Directive: Please copy all the lines that follow, word for word.

Exercise material:
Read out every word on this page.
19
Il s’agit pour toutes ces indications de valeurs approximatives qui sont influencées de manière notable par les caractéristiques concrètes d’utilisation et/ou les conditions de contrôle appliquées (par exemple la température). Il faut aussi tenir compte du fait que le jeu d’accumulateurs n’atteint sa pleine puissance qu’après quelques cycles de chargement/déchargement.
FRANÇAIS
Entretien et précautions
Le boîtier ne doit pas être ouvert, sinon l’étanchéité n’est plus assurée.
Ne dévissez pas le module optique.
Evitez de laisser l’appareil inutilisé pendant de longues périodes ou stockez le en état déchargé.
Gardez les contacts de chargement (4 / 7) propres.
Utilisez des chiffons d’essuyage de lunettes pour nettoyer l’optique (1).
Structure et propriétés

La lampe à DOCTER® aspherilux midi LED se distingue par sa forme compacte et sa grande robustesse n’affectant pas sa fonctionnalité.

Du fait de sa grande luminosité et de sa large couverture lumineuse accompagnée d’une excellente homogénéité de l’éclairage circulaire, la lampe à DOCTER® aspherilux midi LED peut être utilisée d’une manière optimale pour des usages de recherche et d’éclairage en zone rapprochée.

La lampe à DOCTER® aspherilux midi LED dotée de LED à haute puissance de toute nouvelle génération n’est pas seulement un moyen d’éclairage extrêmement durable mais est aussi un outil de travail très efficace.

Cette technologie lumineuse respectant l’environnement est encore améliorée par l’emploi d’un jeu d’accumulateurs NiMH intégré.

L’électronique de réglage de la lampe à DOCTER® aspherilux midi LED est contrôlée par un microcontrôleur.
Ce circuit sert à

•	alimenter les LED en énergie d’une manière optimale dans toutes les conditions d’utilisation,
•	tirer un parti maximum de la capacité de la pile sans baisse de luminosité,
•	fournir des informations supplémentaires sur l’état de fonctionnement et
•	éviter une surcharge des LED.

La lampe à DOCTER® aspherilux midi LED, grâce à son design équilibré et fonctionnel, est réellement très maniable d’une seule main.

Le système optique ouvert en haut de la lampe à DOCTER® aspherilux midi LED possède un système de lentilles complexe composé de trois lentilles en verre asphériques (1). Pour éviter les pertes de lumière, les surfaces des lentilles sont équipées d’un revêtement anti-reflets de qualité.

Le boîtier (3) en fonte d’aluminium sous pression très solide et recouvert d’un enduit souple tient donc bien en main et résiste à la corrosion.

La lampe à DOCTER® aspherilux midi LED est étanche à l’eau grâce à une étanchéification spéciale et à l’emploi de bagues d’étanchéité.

Exercise output:
Read out every word on this page.
19
Il s’agit pour toutes ces indications de valeurs approximatives qui sont influencées de manière notable par les caractéristiques concrètes d’utilisation et/ou les conditions de contrôle appliquées (par exemple la température). Il faut aussi tenir compte du fait que le jeu d’accumulateurs n’atteint sa pleine puissance qu’après quelques cycles de chargement/déchargement.
FRANÇAIS
Entretien et précautions
Le boîtier ne doit pas être ouvert, sinon l’étanchéité n’est plus assurée.
Ne dévissez pas le module optique.
Evitez de laisser l’appareil inutilisé pendant de longues périodes ou stockez le en état déchargé.
Gardez les contacts de chargement (4 / 7) propres.
Utilisez des chiffons d’essuyage de lunettes pour nettoyer l’optique (1).
Structure et propriétés

La lampe à DOCTER® aspherilux midi LED se distingue par sa forme compacte et sa grande robustesse n’affectant pas sa fonctionnalité.

Du fait de sa grande luminosité et de sa large couverture lumineuse accompagnée d’une excellente homogénéité de l’éclairage circulaire, la lampe à DOCTER® aspherilux midi LED peut être utilisée d’une manière optimale pour des usages de recherche et d’éclairage en zone rapprochée.

La lampe à DOCTER® aspherilux midi LED dotée de LED à haute puissance de toute nouvelle génération n’est pas seulement un moyen d’éclairage extrêmement durable mais est aussi un outil de travail très efficace.

Cette technologie lumineuse respectant l’environnement est encore améliorée par l’emploi d’un jeu d’accumulateurs NiMH intégré.

L’électronique de réglage de la lampe à DOCTER® aspherilux midi LED est contrôlée par un microcontrôleur.
Ce circuit sert à

•	alimenter les LED en énergie d’une manière optimale dans toutes les conditions d’utilisation,
•	tirer un parti maximum de la capacité de la pile sans baisse de luminosité,
•	fournir des informations supplémentaires sur l’état de fonctionnement et
•	éviter une surcharge des LED.

La lampe à DOCTER® aspherilux midi LED, grâce à son design équilibré et fonctionnel, est réellement très maniable d’une seule main.

Le système optique ouvert en haut de la lampe à DOCTER® aspherilux midi LED possède un système de lentilles complexe composé de trois lentilles en verre asphériques (1). Pour éviter les pertes de lumière, les surfaces des lentilles sont équipées d’un revêtement anti-reflets de qualité.

Le boîtier (3) en fonte d’aluminium sous pression très solide et recouvert d’un enduit souple tient donc bien en main et résiste à la corrosion.

La lampe à DOCTER® aspherilux midi LED est étanche à l’eau grâce à une étanchéification spéciale et à l’emploi de bagues d’étanchéité.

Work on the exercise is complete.